Start of Entries shown

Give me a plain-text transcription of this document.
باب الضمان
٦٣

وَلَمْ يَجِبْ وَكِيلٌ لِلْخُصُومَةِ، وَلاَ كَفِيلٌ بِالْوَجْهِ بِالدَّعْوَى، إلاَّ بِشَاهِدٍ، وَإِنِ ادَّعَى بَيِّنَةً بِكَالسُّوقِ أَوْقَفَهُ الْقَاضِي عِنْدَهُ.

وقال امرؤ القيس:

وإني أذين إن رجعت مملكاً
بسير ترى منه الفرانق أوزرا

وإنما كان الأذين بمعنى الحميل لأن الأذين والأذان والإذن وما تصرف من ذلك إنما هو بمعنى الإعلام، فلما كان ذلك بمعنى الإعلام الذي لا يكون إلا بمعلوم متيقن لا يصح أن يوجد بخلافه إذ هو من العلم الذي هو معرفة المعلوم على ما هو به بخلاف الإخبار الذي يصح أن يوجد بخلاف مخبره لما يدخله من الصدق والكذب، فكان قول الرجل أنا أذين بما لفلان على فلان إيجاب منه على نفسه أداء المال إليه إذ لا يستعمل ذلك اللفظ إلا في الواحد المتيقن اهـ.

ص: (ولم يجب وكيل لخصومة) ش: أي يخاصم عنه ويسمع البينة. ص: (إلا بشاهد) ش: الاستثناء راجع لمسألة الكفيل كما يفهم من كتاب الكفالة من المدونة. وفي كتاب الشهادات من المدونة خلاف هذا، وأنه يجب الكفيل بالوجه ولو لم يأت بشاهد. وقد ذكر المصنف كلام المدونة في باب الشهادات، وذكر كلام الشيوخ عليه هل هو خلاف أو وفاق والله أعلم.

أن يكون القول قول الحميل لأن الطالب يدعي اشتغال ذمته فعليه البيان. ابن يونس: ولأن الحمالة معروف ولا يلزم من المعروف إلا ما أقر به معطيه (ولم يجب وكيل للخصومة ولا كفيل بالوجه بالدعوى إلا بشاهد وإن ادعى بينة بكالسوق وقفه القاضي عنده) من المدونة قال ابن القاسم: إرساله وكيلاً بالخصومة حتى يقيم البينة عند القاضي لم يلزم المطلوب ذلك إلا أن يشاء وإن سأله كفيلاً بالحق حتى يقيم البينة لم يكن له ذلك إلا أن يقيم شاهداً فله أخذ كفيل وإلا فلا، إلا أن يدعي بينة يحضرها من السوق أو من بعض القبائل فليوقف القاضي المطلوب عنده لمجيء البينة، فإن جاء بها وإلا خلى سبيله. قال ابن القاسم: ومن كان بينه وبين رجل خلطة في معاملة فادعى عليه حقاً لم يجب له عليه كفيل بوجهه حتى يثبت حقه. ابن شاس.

End of Entries shown

◆ Your objective
Write out the listing once more, matching it exactly.

◆ The solution
Give me a plain-text transcription of this document.
باب الضمان
٦٣

وَلَمْ يَجِبْ وَكِيلٌ لِلْخُصُومَةِ، وَلاَ كَفِيلٌ بِالْوَجْهِ بِالدَّعْوَى، إلاَّ بِشَاهِدٍ، وَإِنِ ادَّعَى بَيِّنَةً بِكَالسُّوقِ أَوْقَفَهُ الْقَاضِي عِنْدَهُ.

وقال امرؤ القيس:

وإني أذين إن رجعت مملكاً
بسير ترى منه الفرانق أوزرا

وإنما كان الأذين بمعنى الحميل لأن الأذين والأذان والإذن وما تصرف من ذلك إنما هو بمعنى الإعلام، فلما كان ذلك بمعنى الإعلام الذي لا يكون إلا بمعلوم متيقن لا يصح أن يوجد بخلافه إذ هو من العلم الذي هو معرفة المعلوم على ما هو به بخلاف الإخبار الذي يصح أن يوجد بخلاف مخبره لما يدخله من الصدق والكذب، فكان قول الرجل أنا أذين بما لفلان على فلان إيجاب منه على نفسه أداء المال إليه إذ لا يستعمل ذلك اللفظ إلا في الواحد المتيقن اهـ.

ص: (ولم يجب وكيل لخصومة) ش: أي يخاصم عنه ويسمع البينة. ص: (إلا بشاهد) ش: الاستثناء راجع لمسألة الكفيل كما يفهم من كتاب الكفالة من المدونة. وفي كتاب الشهادات من المدونة خلاف هذا، وأنه يجب الكفيل بالوجه ولو لم يأت بشاهد. وقد ذكر المصنف كلام المدونة في باب الشهادات، وذكر كلام الشيوخ عليه هل هو خلاف أو وفاق والله أعلم.

أن يكون القول قول الحميل لأن الطالب يدعي اشتغال ذمته فعليه البيان. ابن يونس: ولأن الحمالة معروف ولا يلزم من المعروف إلا ما أقر به معطيه (ولم يجب وكيل للخصومة ولا كفيل بالوجه بالدعوى إلا بشاهد وإن ادعى بينة بكالسوق وقفه القاضي عنده) من المدونة قال ابن القاسم: إرساله وكيلاً بالخصومة حتى يقيم البينة عند القاضي لم يلزم المطلوب ذلك إلا أن يشاء وإن سأله كفيلاً بالحق حتى يقيم البينة لم يكن له ذلك إلا أن يقيم شاهداً فله أخذ كفيل وإلا فلا، إلا أن يدعي بينة يحضرها من السوق أو من بعض القبائل فليوقف القاضي المطلوب عنده لمجيء البينة، فإن جاء بها وإلا خلى سبيله. قال ابن القاسم: ومن كان بينه وبين رجل خلطة في معاملة فادعى عليه حقاً لم يجب له عليه كفيل بوجهه حتى يثبت حقه. ابن شاس.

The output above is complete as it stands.